> **Data records**
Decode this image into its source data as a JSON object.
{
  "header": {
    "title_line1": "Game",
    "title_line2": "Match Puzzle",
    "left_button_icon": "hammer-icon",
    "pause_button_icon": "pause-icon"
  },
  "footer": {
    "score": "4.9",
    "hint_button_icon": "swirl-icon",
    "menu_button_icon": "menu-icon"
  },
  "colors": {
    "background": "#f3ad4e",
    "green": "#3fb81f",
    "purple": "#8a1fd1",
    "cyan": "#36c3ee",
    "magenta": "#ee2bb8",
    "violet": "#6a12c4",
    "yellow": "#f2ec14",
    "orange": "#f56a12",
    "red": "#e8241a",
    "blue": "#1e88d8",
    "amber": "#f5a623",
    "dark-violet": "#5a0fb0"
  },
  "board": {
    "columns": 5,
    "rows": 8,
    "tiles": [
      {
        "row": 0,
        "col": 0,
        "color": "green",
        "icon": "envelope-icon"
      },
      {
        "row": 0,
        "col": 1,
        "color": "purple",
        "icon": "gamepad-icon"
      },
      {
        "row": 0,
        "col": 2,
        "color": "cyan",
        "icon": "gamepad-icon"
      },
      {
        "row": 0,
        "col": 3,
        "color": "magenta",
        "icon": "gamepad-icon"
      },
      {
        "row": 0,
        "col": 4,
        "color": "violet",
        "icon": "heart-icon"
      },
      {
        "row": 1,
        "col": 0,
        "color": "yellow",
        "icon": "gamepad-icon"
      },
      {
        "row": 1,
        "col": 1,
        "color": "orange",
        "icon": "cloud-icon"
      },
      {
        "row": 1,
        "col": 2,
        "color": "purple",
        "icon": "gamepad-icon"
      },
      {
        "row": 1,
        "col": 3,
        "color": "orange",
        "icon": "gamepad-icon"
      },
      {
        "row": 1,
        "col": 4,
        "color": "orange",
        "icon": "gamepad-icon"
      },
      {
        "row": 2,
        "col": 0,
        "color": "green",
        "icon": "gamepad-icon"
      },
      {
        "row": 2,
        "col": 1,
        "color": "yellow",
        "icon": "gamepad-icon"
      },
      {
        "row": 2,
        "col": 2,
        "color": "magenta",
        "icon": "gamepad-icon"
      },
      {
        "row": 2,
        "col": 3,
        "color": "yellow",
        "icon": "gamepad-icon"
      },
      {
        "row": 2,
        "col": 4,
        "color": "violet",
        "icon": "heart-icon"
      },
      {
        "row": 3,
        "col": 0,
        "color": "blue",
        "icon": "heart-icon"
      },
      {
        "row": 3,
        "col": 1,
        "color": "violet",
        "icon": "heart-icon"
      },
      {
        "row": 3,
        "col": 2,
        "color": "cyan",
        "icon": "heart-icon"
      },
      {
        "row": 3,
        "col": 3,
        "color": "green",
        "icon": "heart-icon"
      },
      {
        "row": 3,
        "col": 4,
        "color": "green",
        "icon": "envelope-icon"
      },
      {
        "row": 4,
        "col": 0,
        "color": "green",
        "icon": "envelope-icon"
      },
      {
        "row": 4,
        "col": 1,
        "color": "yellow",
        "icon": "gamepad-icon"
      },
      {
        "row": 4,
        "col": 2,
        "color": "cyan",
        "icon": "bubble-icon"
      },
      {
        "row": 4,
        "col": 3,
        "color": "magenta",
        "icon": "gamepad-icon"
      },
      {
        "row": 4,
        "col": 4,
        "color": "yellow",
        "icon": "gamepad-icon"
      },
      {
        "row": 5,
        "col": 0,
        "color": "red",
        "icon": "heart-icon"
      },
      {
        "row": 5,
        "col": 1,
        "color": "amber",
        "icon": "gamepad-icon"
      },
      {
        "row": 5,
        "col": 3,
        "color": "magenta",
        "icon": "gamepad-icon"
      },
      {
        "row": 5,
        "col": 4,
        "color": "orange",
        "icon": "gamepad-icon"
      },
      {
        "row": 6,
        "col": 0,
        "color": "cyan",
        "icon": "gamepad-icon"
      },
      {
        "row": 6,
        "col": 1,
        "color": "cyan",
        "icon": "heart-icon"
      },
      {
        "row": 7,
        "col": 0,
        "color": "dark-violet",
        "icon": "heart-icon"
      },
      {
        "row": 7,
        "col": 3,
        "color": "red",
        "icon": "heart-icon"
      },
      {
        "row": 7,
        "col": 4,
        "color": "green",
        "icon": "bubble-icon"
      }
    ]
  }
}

> **WRITTEN REQUEST**
Copy out the whole listing exactly; please set it all down.

> **TASK ANSWER**
Decode this image into its source data as a JSON object.
{
  "header": {
    "title_line1": "Game",
    "title_line2": "Match Puzzle",
    "left_button_icon": "hammer-icon",
    "pause_button_icon": "pause-icon"
  },
  "footer": {
    "score": "4.9",
    "hint_button_icon": "swirl-icon",
    "menu_button_icon": "menu-icon"
  },
  "colors": {
    "background": "#f3ad4e",
    "green": "#3fb81f",
    "purple": "#8a1fd1",
    "cyan": "#36c3ee",
    "magenta": "#ee2bb8",
    "violet": "#6a12c4",
    "yellow": "#f2ec14",
    "orange": "#f56a12",
    "red": "#e8241a",
    "blue": "#1e88d8",
    "amber": "#f5a623",
    "dark-violet": "#5a0fb0"
  },
  "board": {
    "columns": 5,
    "rows": 8,
    "tiles": [
      {
        "row": 0,
        "col": 0,
        "color": "green",
        "icon": "envelope-icon"
      },
      {
        "row": 0,
        "col": 1,
        "color": "purple",
        "icon": "gamepad-icon"
      },
      {
        "row": 0,
        "col": 2,
        "color": "cyan",
        "icon": "gamepad-icon"
      },
      {
        "row": 0,
        "col": 3,
        "color": "magenta",
        "icon": "gamepad-icon"
      },
      {
        "row": 0,
        "col": 4,
        "color": "violet",
        "icon": "heart-icon"
      },
      {
        "row": 1,
        "col": 0,
        "color": "yellow",
        "icon": "gamepad-icon"
      },
      {
        "row": 1,
        "col": 1,
        "color": "orange",
        "icon": "cloud-icon"
      },
      {
        "row": 1,
        "col": 2,
        "color": "purple",
        "icon": "gamepad-icon"
      },
      {
        "row": 1,
        "col": 3,
        "color": "orange",
        "icon": "gamepad-icon"
      },
      {
        "row": 1,
        "col": 4,
        "color": "orange",
        "icon": "gamepad-icon"
      },
      {
        "row": 2,
        "col": 0,
        "color": "green",
        "icon": "gamepad-icon"
      },
      {
        "row": 2,
        "col": 1,
        "color": "yellow",
        "icon": "gamepad-icon"
      },
      {
        "row": 2,
        "col": 2,
        "color": "magenta",
        "icon": "gamepad-icon"
      },
      {
        "row": 2,
        "col": 3,
        "color": "yellow",
        "icon": "gamepad-icon"
      },
      {
        "row": 2,
        "col": 4,
        "color": "violet",
        "icon": "heart-icon"
      },
      {
        "row": 3,
        "col": 0,
        "color": "blue",
        "icon": "heart-icon"
      },
      {
        "row": 3,
        "col": 1,
        "color": "violet",
        "icon": "heart-icon"
      },
      {
        "row": 3,
        "col": 2,
        "color": "cyan",
        "icon": "heart-icon"
      },
      {
        "row": 3,
        "col": 3,
        "color": "green",
        "icon": "heart-icon"
      },
      {
        "row": 3,
        "col": 4,
        "color": "green",
        "icon": "envelope-icon"
      },
      {
        "row": 4,
        "col": 0,
        "color": "green",
        "icon": "envelope-icon"
      },
      {
        "row": 4,
        "col": 1,
        "color": "yellow",
        "icon": "gamepad-icon"
      },
      {
        "row": 4,
        "col": 2,
        "color": "cyan",
        "icon": "bubble-icon"
      },
      {
        "row": 4,
        "col": 3,
        "color": "magenta",
        "icon": "gamepad-icon"
      },
      {
        "row": 4,
        "col": 4,
        "color": "yellow",
        "icon": "gamepad-icon"
      },
      {
        "row": 5,
        "col": 0,
        "color": "red",
        "icon": "heart-icon"
      },
      {
        "row": 5,
        "col": 1,
        "color": "amber",
        "icon": "gamepad-icon"
      },
      {
        "row": 5,
        "col": 3,
        "color": "magenta",
        "icon": "gamepad-icon"
      },
      {
        "row": 5,
        "col": 4,
        "color": "orange",
        "icon": "gamepad-icon"
      },
      {
        "row": 6,
        "col": 0,
        "color": "cyan",
        "icon": "gamepad-icon"
      },
      {
        "row": 6,
        "col": 1,
        "color": "cyan",
        "icon": "heart-icon"
      },
      {
        "row": 7,
        "col": 0,
        "color": "dark-violet",
        "icon": "heart-icon"
      },
      {
        "row": 7,
        "col": 3,
        "color": "red",
        "icon": "heart-icon"
      },
      {
        "row": 7,
        "col": 4,
        "color": "green",
        "icon": "bubble-icon"
      }
    ]
  }
}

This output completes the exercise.